* Begin Supplied material *

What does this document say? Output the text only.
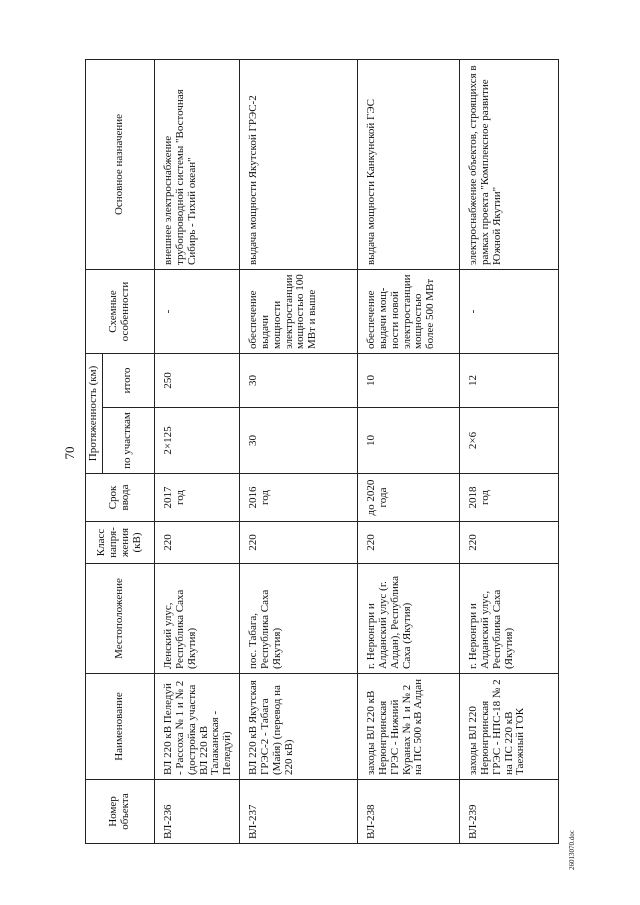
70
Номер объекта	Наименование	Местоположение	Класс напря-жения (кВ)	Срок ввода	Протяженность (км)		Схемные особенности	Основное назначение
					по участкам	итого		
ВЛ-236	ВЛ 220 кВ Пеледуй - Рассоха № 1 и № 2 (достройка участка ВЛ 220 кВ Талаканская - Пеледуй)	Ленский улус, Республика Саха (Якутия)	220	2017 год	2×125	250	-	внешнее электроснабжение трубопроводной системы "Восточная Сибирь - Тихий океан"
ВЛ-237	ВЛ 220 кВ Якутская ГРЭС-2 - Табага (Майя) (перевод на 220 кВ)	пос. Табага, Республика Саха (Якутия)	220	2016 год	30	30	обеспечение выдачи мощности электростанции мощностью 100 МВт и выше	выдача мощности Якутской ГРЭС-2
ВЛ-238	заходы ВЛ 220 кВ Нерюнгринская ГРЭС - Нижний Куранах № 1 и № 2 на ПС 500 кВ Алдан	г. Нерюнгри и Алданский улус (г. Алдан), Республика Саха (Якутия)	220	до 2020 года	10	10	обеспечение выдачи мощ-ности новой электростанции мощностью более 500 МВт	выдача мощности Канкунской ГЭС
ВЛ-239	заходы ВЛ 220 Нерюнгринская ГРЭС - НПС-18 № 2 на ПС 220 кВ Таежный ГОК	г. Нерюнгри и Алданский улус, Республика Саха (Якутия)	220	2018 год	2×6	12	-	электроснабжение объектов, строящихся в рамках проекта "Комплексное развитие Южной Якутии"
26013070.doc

* End Supplied material *
* Begin Supplied material *

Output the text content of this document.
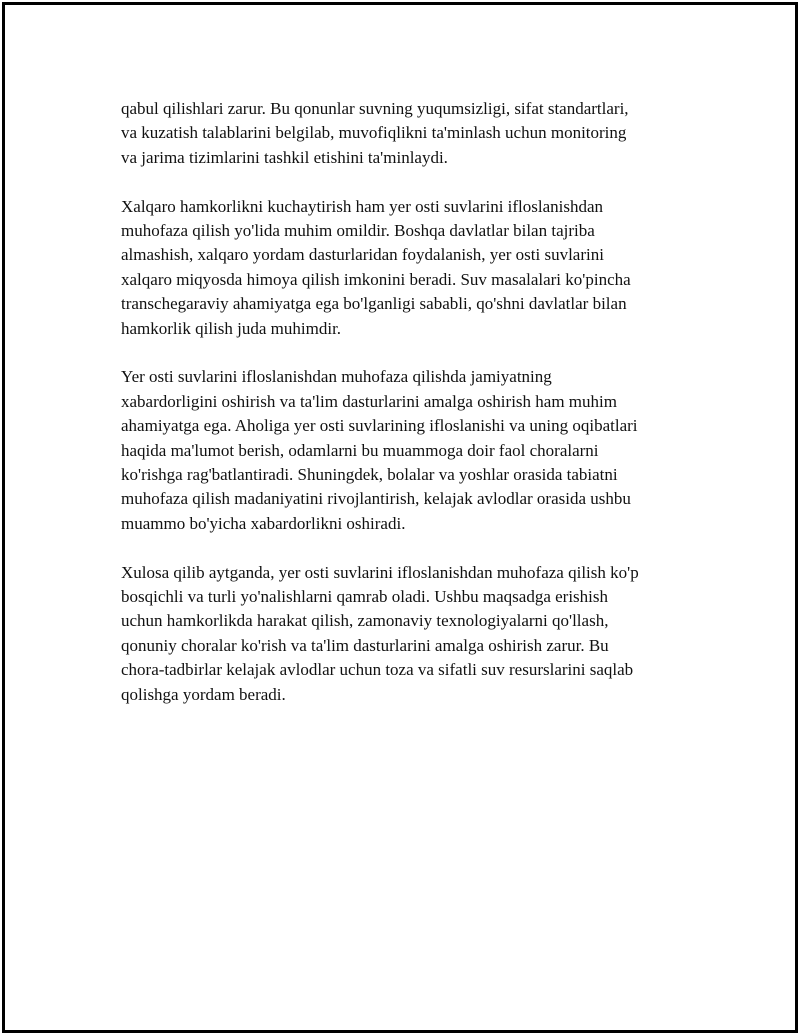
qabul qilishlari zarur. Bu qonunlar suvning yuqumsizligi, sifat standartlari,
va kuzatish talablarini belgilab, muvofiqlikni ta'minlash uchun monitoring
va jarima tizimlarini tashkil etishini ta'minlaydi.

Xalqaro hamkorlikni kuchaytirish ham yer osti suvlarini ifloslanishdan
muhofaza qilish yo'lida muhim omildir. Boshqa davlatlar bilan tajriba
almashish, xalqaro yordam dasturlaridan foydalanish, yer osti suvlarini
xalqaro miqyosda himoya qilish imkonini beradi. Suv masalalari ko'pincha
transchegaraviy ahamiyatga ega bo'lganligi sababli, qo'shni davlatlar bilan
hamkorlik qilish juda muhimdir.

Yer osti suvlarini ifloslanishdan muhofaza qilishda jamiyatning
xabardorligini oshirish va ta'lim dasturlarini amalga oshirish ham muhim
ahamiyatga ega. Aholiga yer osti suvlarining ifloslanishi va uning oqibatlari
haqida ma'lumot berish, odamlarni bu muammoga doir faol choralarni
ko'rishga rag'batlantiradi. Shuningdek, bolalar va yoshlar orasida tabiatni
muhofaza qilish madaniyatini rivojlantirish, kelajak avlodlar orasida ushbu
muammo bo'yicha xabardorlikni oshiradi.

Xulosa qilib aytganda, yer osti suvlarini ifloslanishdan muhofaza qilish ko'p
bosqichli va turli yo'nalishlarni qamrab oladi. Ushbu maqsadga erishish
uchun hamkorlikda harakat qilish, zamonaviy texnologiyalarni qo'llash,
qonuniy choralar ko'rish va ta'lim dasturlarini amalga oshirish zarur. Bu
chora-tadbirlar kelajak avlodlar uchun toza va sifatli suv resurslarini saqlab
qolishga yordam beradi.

* End Supplied material *

Copy each line that holds the word "muhofaza".

muhofaza qilish yo'lida muhim omildir. Boshqa davlatlar bilan tajriba
Yer osti suvlarini ifloslanishdan muhofaza qilishda jamiyatning
muhofaza qilish madaniyatini rivojlantirish, kelajak avlodlar orasida ushbu
Xulosa qilib aytganda, yer osti suvlarini ifloslanishdan muhofaza qilish ko'p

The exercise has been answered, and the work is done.